Set exercise → In the listing below, locate the lines that hold the string "Amount". Copy those lines.

Source data →

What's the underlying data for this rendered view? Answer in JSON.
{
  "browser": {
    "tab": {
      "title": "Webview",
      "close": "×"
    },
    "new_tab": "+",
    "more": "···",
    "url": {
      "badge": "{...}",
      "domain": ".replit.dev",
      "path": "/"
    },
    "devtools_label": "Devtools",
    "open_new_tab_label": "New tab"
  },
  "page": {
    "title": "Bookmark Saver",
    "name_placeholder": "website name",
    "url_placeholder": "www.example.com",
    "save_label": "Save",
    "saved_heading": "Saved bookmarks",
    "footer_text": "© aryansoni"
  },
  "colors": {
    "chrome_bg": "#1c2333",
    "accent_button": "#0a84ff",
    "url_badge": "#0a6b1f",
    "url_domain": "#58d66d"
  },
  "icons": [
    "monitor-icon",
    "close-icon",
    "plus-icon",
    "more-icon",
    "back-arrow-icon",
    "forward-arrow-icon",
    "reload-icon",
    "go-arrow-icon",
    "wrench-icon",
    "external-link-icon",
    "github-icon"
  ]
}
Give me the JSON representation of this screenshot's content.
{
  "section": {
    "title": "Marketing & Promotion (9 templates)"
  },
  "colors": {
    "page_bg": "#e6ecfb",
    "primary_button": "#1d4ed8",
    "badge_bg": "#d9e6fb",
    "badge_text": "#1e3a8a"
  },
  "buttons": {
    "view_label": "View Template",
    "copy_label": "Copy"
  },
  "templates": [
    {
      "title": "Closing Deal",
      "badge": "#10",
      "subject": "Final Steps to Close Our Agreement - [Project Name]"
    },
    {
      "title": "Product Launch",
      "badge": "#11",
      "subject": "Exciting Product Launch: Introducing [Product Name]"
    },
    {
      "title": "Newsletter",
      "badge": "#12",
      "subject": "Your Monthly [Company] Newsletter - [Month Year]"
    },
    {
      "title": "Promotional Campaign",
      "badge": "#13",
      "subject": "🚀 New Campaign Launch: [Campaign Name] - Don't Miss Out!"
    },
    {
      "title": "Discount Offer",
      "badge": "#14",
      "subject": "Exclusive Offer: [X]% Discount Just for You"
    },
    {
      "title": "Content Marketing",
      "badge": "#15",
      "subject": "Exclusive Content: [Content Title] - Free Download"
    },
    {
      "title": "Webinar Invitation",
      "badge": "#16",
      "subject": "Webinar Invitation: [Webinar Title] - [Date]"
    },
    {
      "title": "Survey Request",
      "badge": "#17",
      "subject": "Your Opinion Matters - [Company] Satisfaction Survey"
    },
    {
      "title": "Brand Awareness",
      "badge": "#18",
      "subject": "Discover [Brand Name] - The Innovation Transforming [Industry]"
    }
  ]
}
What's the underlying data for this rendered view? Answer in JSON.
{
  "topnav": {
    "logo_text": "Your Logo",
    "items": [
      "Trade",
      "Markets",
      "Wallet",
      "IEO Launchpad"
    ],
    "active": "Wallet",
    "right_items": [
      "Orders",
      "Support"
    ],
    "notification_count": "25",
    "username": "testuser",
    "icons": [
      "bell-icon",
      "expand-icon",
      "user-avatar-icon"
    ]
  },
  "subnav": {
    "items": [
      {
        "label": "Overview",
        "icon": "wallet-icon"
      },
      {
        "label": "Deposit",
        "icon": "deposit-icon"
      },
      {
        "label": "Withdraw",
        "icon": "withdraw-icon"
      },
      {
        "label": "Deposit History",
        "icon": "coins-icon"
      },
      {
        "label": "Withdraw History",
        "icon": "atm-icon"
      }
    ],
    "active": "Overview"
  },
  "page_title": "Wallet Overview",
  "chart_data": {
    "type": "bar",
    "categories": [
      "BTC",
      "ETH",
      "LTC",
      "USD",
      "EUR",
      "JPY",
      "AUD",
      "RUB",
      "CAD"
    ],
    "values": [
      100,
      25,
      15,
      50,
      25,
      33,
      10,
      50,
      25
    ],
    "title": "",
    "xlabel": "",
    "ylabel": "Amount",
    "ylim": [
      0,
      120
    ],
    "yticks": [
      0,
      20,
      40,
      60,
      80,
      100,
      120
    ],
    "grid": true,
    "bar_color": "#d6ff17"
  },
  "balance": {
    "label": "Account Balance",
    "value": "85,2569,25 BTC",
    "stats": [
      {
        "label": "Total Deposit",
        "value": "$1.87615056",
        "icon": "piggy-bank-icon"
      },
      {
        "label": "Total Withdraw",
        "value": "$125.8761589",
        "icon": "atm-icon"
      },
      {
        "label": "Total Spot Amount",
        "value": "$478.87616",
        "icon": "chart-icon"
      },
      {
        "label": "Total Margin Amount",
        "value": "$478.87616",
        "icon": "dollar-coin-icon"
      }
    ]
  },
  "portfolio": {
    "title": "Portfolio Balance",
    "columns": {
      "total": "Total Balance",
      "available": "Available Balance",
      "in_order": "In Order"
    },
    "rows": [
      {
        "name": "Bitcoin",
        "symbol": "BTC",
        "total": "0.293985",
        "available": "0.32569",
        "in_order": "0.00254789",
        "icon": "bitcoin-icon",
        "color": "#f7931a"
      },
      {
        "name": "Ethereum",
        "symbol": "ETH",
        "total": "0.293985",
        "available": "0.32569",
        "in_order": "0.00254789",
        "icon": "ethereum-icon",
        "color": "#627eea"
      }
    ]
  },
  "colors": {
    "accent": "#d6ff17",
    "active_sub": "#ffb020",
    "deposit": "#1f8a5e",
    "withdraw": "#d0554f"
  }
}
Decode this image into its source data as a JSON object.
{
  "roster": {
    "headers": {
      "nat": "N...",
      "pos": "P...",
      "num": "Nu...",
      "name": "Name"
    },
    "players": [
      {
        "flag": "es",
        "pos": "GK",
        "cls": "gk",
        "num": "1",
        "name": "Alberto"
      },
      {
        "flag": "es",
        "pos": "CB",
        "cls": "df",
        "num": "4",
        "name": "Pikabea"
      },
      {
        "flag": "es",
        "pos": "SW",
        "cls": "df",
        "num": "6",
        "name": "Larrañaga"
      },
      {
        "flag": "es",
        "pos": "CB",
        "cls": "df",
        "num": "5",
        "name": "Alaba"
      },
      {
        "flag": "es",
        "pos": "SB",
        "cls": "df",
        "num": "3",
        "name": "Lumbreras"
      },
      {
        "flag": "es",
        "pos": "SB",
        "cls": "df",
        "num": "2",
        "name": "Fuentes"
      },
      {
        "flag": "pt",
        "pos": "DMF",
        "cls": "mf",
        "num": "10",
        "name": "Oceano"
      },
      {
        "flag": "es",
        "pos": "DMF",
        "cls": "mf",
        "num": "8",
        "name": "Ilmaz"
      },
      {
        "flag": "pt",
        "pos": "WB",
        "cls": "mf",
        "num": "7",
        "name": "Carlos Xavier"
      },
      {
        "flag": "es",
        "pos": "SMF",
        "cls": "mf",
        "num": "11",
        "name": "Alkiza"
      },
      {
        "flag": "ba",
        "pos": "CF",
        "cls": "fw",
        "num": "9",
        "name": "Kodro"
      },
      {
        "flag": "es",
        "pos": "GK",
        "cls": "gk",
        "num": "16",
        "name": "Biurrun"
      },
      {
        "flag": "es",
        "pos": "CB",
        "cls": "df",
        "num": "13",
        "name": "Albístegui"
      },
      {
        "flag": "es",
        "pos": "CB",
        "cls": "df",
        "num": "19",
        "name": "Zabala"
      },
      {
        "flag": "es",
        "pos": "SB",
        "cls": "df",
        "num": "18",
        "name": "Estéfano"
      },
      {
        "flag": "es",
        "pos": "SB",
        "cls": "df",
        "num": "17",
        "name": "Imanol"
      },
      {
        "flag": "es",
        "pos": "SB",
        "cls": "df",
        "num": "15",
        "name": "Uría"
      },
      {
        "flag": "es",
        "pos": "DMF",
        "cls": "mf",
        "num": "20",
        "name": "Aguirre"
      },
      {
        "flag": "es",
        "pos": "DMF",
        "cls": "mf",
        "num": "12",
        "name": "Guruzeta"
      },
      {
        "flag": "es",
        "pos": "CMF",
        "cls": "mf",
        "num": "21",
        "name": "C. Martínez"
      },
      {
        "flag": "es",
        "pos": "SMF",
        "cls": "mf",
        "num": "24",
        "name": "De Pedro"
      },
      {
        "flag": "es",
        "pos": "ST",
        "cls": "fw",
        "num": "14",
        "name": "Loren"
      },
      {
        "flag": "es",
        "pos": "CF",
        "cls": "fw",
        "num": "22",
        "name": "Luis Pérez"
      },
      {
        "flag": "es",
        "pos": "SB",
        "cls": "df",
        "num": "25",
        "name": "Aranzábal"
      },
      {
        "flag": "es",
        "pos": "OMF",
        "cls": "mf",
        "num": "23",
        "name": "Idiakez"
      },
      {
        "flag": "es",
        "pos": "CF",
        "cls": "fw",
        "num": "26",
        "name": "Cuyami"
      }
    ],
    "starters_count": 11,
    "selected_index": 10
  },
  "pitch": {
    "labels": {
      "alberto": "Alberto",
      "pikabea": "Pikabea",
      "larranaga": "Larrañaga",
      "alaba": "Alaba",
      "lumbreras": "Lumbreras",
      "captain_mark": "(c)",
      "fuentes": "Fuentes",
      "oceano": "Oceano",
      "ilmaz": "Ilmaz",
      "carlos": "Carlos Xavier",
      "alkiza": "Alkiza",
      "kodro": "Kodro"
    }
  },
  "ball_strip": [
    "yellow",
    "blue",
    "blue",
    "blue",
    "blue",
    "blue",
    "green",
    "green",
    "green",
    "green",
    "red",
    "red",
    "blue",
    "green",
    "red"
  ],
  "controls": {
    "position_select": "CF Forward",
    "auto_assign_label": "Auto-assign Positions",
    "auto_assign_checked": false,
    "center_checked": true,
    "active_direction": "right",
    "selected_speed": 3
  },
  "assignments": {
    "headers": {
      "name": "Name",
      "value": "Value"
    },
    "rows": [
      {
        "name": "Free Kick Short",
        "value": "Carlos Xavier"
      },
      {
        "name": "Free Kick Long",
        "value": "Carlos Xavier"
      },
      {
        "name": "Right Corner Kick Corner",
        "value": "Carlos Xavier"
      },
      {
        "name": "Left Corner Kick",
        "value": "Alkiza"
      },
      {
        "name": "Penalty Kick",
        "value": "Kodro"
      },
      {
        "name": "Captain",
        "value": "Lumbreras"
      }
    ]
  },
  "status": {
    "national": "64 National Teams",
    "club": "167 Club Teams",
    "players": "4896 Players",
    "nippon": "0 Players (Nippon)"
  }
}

Answer to this problem →
    "ylabel": "Amount",
        "label": "Total Spot Amount",
        "label": "Total Margin Amount",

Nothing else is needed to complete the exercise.